Start of EXCERPTED RECORDS
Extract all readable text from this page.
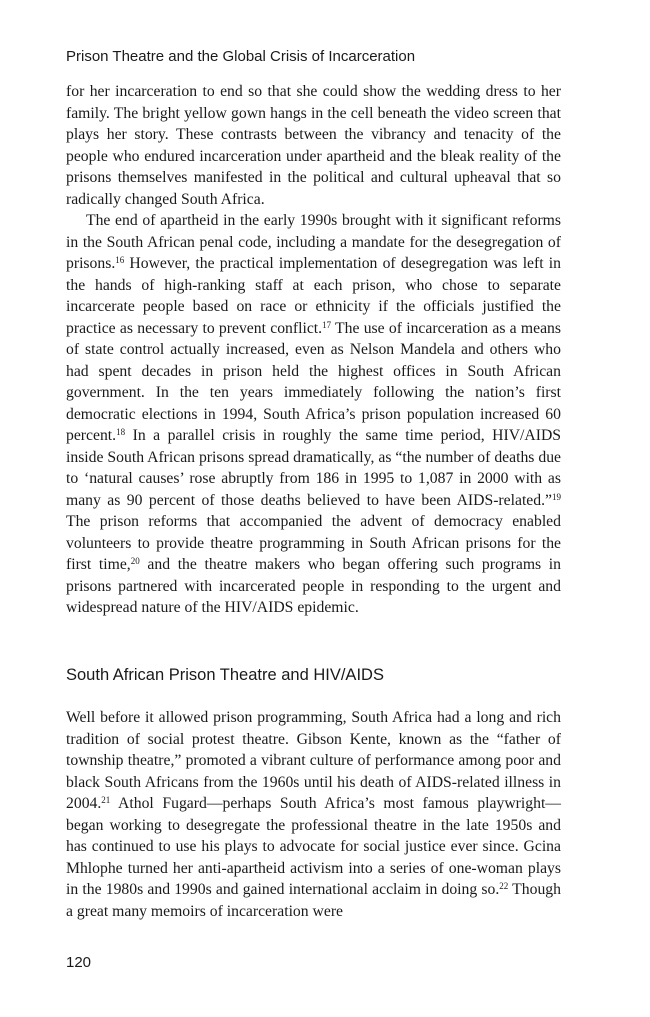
Prison Theatre and the Global Crisis of Incarceration

for her incarceration to end so that she could show the wedding dress to her family. The bright yellow gown hangs in the cell beneath the video screen that plays her story. These contrasts between the vibrancy and tenacity of the people who endured incarceration under apartheid and the bleak reality of the prisons themselves manifested in the political and cultural upheaval that so radically changed South Africa.

The end of apartheid in the early 1990s brought with it significant reforms in the South African penal code, including a mandate for the desegregation of prisons.$^{16}$ However, the practical implementation of desegregation was left in the hands of high-ranking staff at each prison, who chose to separate incarcerate people based on race or ethnicity if the officials justified the practice as necessary to prevent conflict.$^{17}$ The use of incarceration as a means of state control actually increased, even as Nelson Mandela and others who had spent decades in prison held the highest offices in South African government. In the ten years immediately following the nation’s first democratic elections in 1994, South Africa’s prison population increased 60 percent.$^{18}$ In a parallel crisis in roughly the same time period, HIV/AIDS inside South African prisons spread dramatically, as “the number of deaths due to ‘natural causes’ rose abruptly from 186 in 1995 to 1,087 in 2000 with as many as 90 percent of those deaths believed to have been AIDS-related.”$^{19}$ The prison reforms that accompanied the advent of democracy enabled volunteers to provide theatre programming in South African prisons for the first time,$^{20}$ and the theatre makers who began offering such programs in prisons partnered with incarcerated people in responding to the urgent and widespread nature of the HIV/AIDS epidemic.

South African Prison Theatre and HIV/AIDS

Well before it allowed prison programming, South Africa had a long and rich tradition of social protest theatre. Gibson Kente, known as the “father of township theatre,” promoted a vibrant culture of performance among poor and black South Africans from the 1960s until his death of AIDS-related illness in 2004.21 Athol Fugard—perhaps South Africa’s most famous playwright—began working to desegregate the professional theatre in the late 1950s and has continued to use his plays to advocate for social justice ever since. Gcina Mhlophe turned her anti-apartheid activism into a series of one-woman plays in the 1980s and 1990s and gained international acclaim in doing so.$^{22}$ Though a great many memoirs of incarceration were

120
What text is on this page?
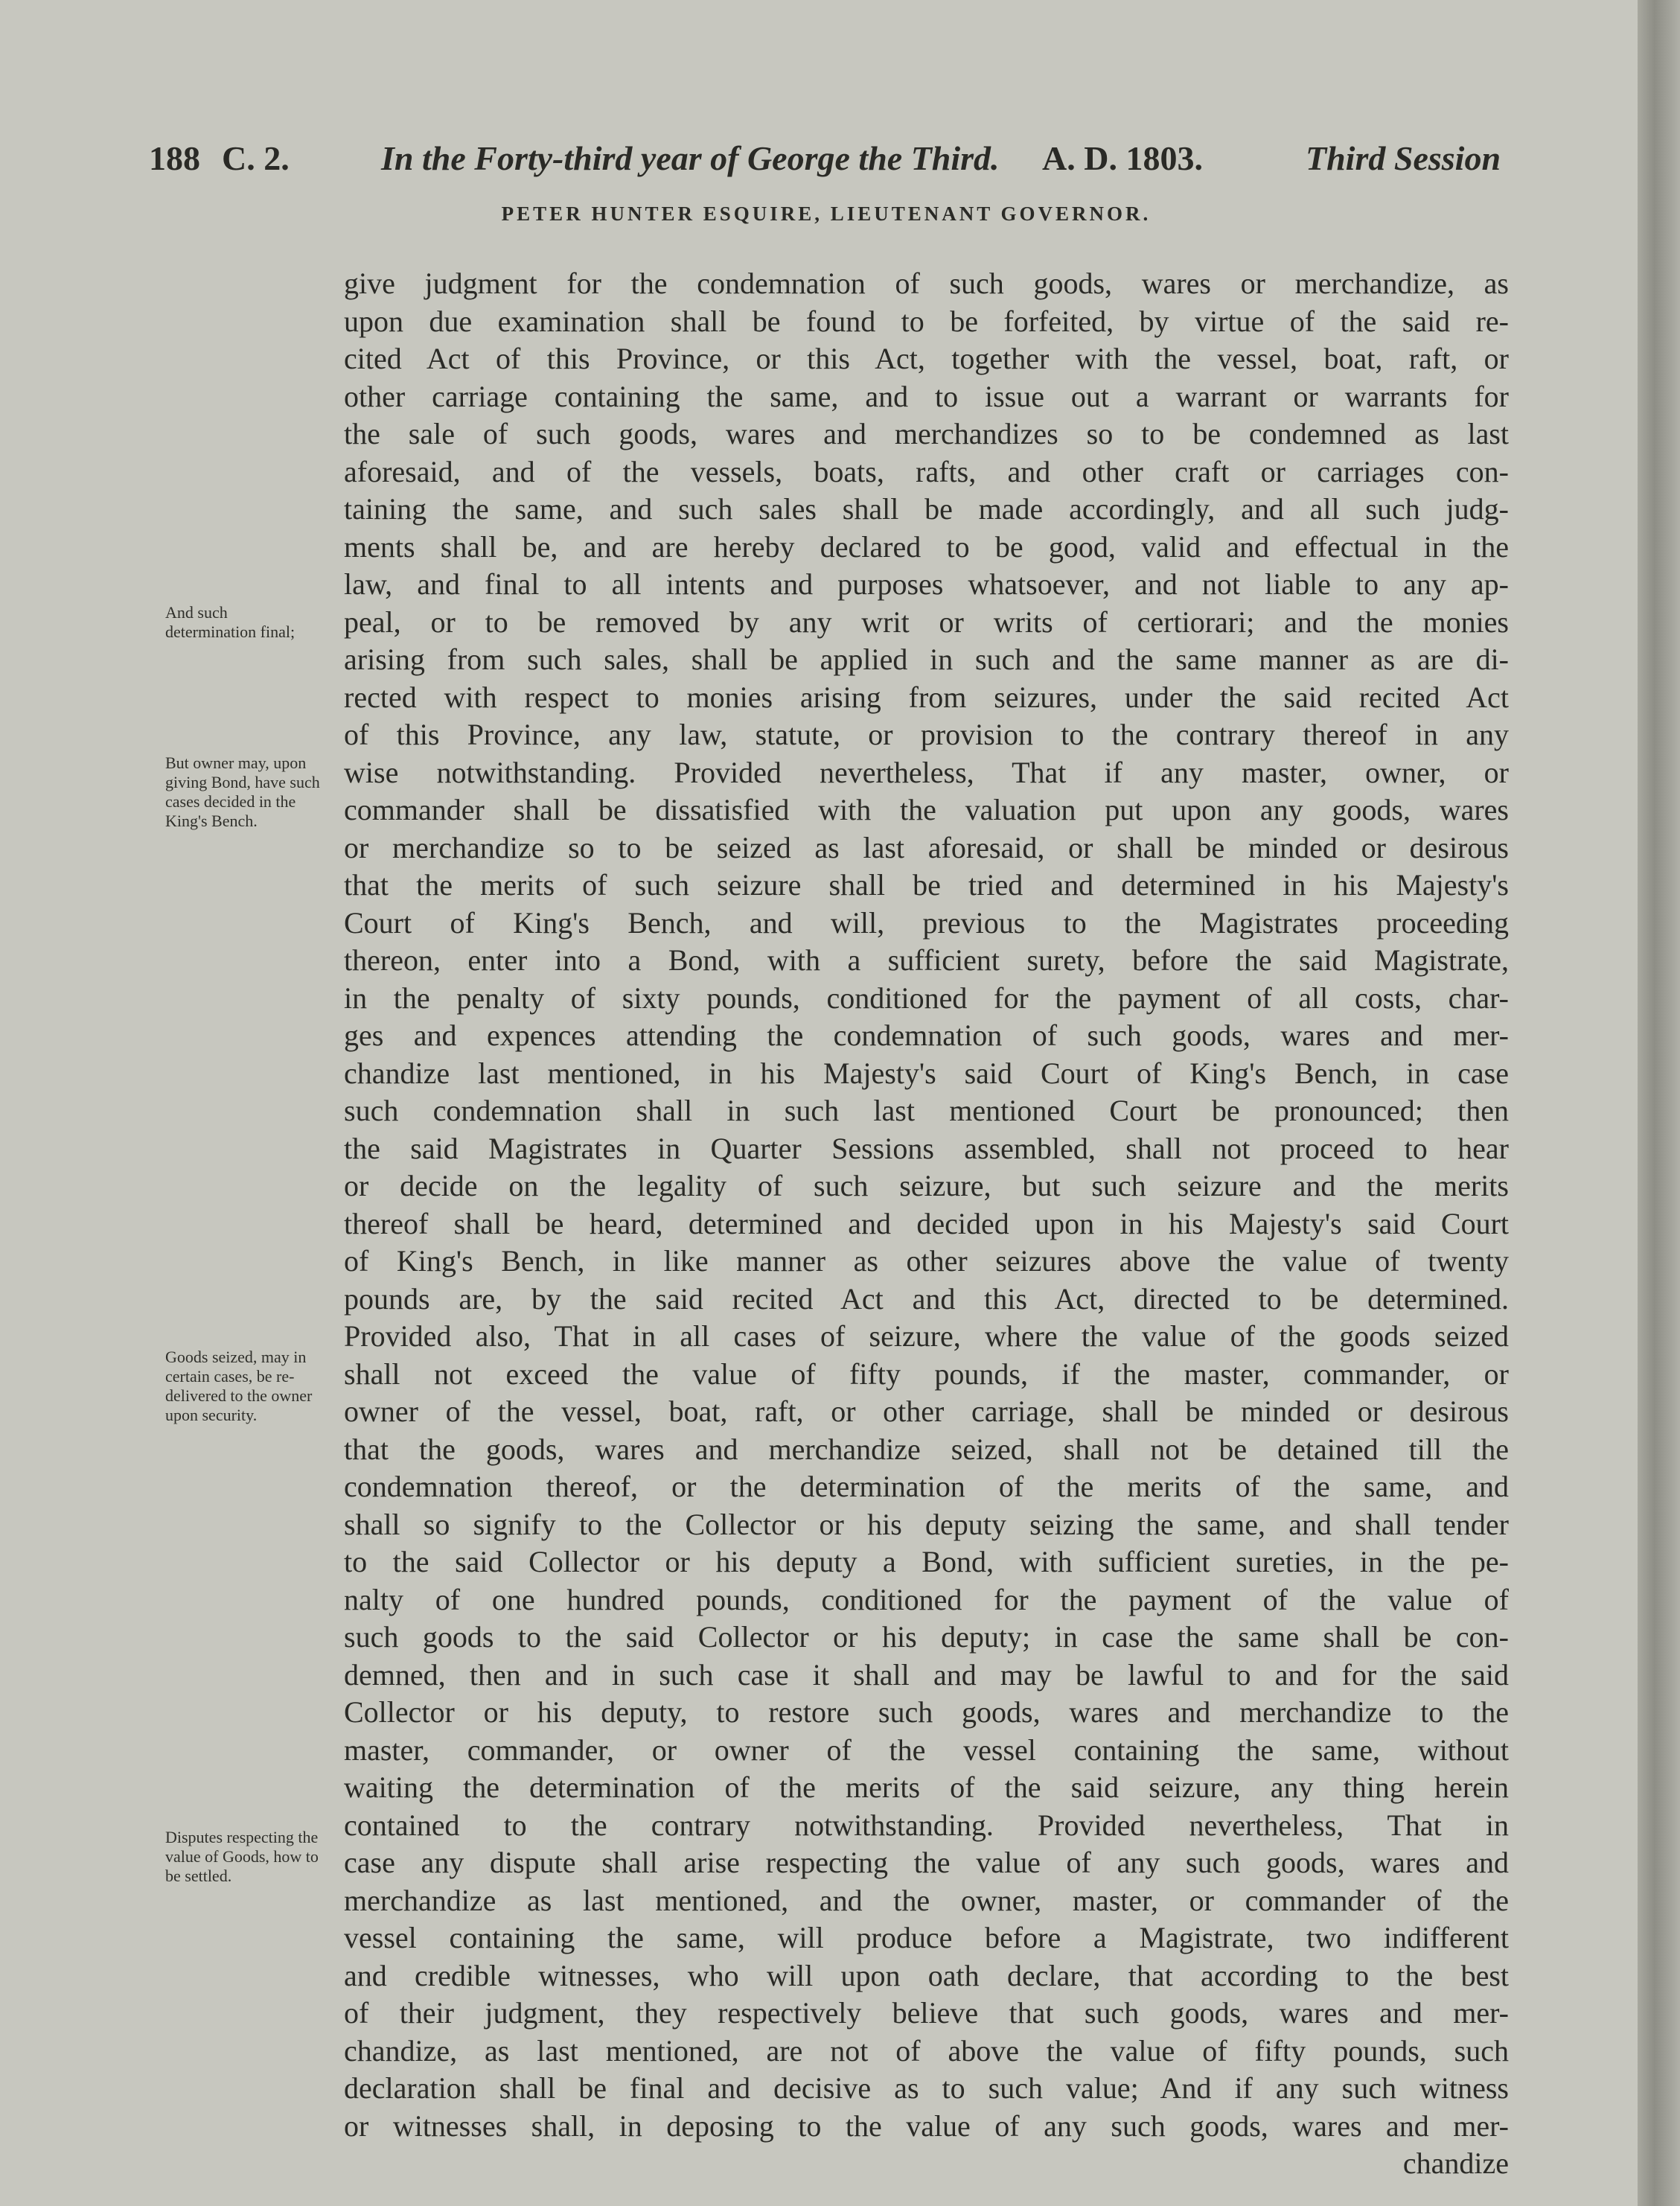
188 C. 2.	In the Forty-third year of George the Third. A. D. 1803.	Third Session
PETER HUNTER ESQUIRE, LIEUTENANT GOVERNOR.
And such determination final;
But owner may, upon giving Bond, have such cases decided in the King's Bench.
Goods seized, may in certain cases, be re-delivered to the owner upon security.
Disputes respecting the value of Goods, how to be settled.
give judgment for the condemnation of such goods, wares or merchandize, as
upon due examination shall be found to be forfeited, by virtue of the said re-
cited Act of this Province, or this Act, together with the vessel, boat, raft, or
other carriage containing the same, and to issue out a warrant or warrants for
the sale of such goods, wares and merchandizes so to be condemned as last
aforesaid, and of the vessels, boats, rafts, and other craft or carriages con-
taining the same, and such sales shall be made accordingly, and all such judg-
ments shall be, and are hereby declared to be good, valid and effectual in the
law, and final to all intents and purposes whatsoever, and not liable to any ap-
peal, or to be removed by any writ or writs of certiorari; and the monies
arising from such sales, shall be applied in such and the same manner as are di-
rected with respect to monies arising from seizures, under the said recited Act
of this Province, any law, statute, or provision to the contrary thereof in any
wise notwithstanding. Provided nevertheless, That if any master, owner, or
commander shall be dissatisfied with the valuation put upon any goods, wares
or merchandize so to be seized as last aforesaid, or shall be minded or desirous
that the merits of such seizure shall be tried and determined in his Majesty's
Court of King's Bench, and will, previous to the Magistrates proceeding
thereon, enter into a Bond, with a sufficient surety, before the said Magistrate,
in the penalty of sixty pounds, conditioned for the payment of all costs, char-
ges and expences attending the condemnation of such goods, wares and mer-
chandize last mentioned, in his Majesty's said Court of King's Bench, in case
such condemnation shall in such last mentioned Court be pronounced; then
the said Magistrates in Quarter Sessions assembled, shall not proceed to hear
or decide on the legality of such seizure, but such seizure and the merits
thereof shall be heard, determined and decided upon in his Majesty's said Court
of King's Bench, in like manner as other seizures above the value of twenty
pounds are, by the said recited Act and this Act, directed to be determined.
Provided also, That in all cases of seizure, where the value of the goods seized
shall not exceed the value of fifty pounds, if the master, commander, or
owner of the vessel, boat, raft, or other carriage, shall be minded or desirous
that the goods, wares and merchandize seized, shall not be detained till the
condemnation thereof, or the determination of the merits of the same, and
shall so signify to the Collector or his deputy seizing the same, and shall tender
to the said Collector or his deputy a Bond, with sufficient sureties, in the pe-
nalty of one hundred pounds, conditioned for the payment of the value of
such goods to the said Collector or his deputy; in case the same shall be con-
demned, then and in such case it shall and may be lawful to and for the said
Collector or his deputy, to restore such goods, wares and merchandize to the
master, commander, or owner of the vessel containing the same, without
waiting the determination of the merits of the said seizure, any thing herein
contained to the contrary notwithstanding. Provided nevertheless, That in
case any dispute shall arise respecting the value of any such goods, wares and
merchandize as last mentioned, and the owner, master, or commander of the
vessel containing the same, will produce before a Magistrate, two indifferent
and credible witnesses, who will upon oath declare, that according to the best
of their judgment, they respectively believe that such goods, wares and mer-
chandize, as last mentioned, are not of above the value of fifty pounds, such
declaration shall be final and decisive as to such value; And if any such witness
or witnesses shall, in deposing to the value of any such goods, wares and mer-
chandize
End of EXCERPTED RECORDS
TASK REQUIREMENTS - All lines in the data that contain the word "Province" should be copied.

SOLUTION TO THE PROBLEM -
cited Act of this Province, or this Act, together with the vessel, boat, raft, or
of this Province, any law, statute, or provision to the contrary thereof in any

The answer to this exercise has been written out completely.